Give the number of lines containing the word "should" and nothing more.

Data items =
********

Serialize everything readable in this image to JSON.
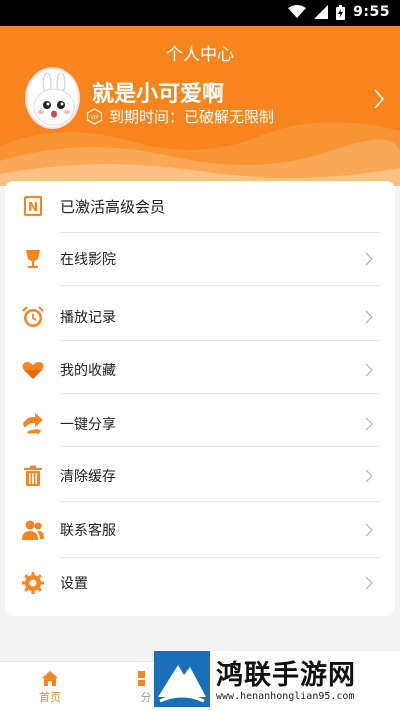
{
  "status_bar": {
    "time": "9:55",
    "icons": [
      "wifi-icon",
      "signal-icon",
      "battery-icon"
    ]
  },
  "header": {
    "title": "个人中心",
    "username": "就是小可爱啊",
    "vip_badge": "VIP",
    "expiry_text": "到期时间：已破解无限制"
  },
  "menu": {
    "items": [
      {
        "label": "已激活高级会员",
        "icon": "member-n-icon"
      },
      {
        "label": "在线影院",
        "icon": "trophy-cup-icon"
      },
      {
        "label": "播放记录",
        "icon": "alarm-clock-icon"
      },
      {
        "label": "我的收藏",
        "icon": "heart-icon"
      },
      {
        "label": "一键分享",
        "icon": "share-icon"
      },
      {
        "label": "清除缓存",
        "icon": "trash-icon"
      },
      {
        "label": "联系客服",
        "icon": "users-icon"
      },
      {
        "label": "设置",
        "icon": "gear-icon"
      }
    ]
  },
  "tabbar": {
    "tabs": [
      {
        "label": "首页",
        "icon": "home-icon",
        "active": true
      },
      {
        "label": "分",
        "icon": "category-icon",
        "active": false
      }
    ]
  },
  "watermark": {
    "title": "鸿联手游网",
    "url": "www.henanhonglian95.com"
  },
  "colors": {
    "accent": "#f7841d",
    "card_bg": "#ffffff",
    "page_bg": "#f2f2f2"
  }
}
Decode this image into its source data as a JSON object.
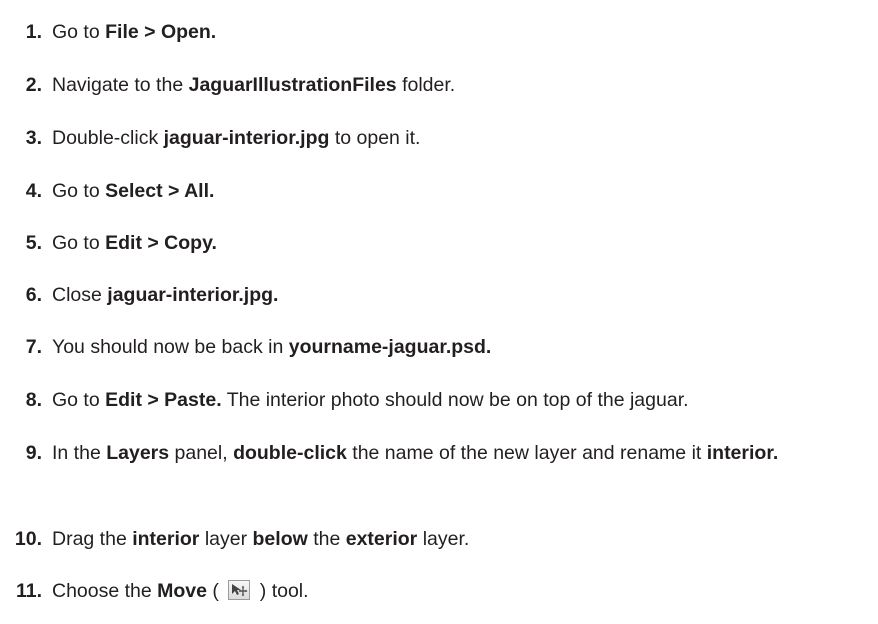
{
  "steps": [
    {
      "number": "1.",
      "parts": [
        "Go to ",
        "File > Open."
      ]
    },
    {
      "number": "2.",
      "parts": [
        "Navigate to the ",
        "JaguarIllustrationFiles",
        " folder."
      ]
    },
    {
      "number": "3.",
      "parts": [
        "Double-click ",
        "jaguar-interior.jpg",
        " to open it."
      ]
    },
    {
      "number": "4.",
      "parts": [
        "Go to ",
        "Select > All."
      ]
    },
    {
      "number": "5.",
      "parts": [
        "Go to ",
        "Edit > Copy."
      ]
    },
    {
      "number": "6.",
      "parts": [
        "Close ",
        "jaguar-interior.jpg."
      ]
    },
    {
      "number": "7.",
      "parts": [
        "You should now be back in ",
        "yourname-jaguar.psd."
      ]
    },
    {
      "number": "8.",
      "parts": [
        "Go to ",
        "Edit > Paste.",
        " The interior photo should now be on top of the jaguar."
      ]
    },
    {
      "number": "9.",
      "parts": [
        "In the ",
        "Layers",
        " panel, ",
        "double-click",
        " the name of the new layer and rename it ",
        "interior."
      ]
    },
    {
      "number": "10.",
      "parts": [
        "Drag the ",
        "interior",
        " layer ",
        "below",
        " the ",
        "exterior",
        " layer."
      ]
    },
    {
      "number": "11.",
      "parts": [
        "Choose the ",
        "Move",
        " ( ",
        " ) tool."
      ]
    }
  ],
  "icons": {
    "move_tool": "move-tool-icon"
  }
}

********

CORRECT OUTPUT =
2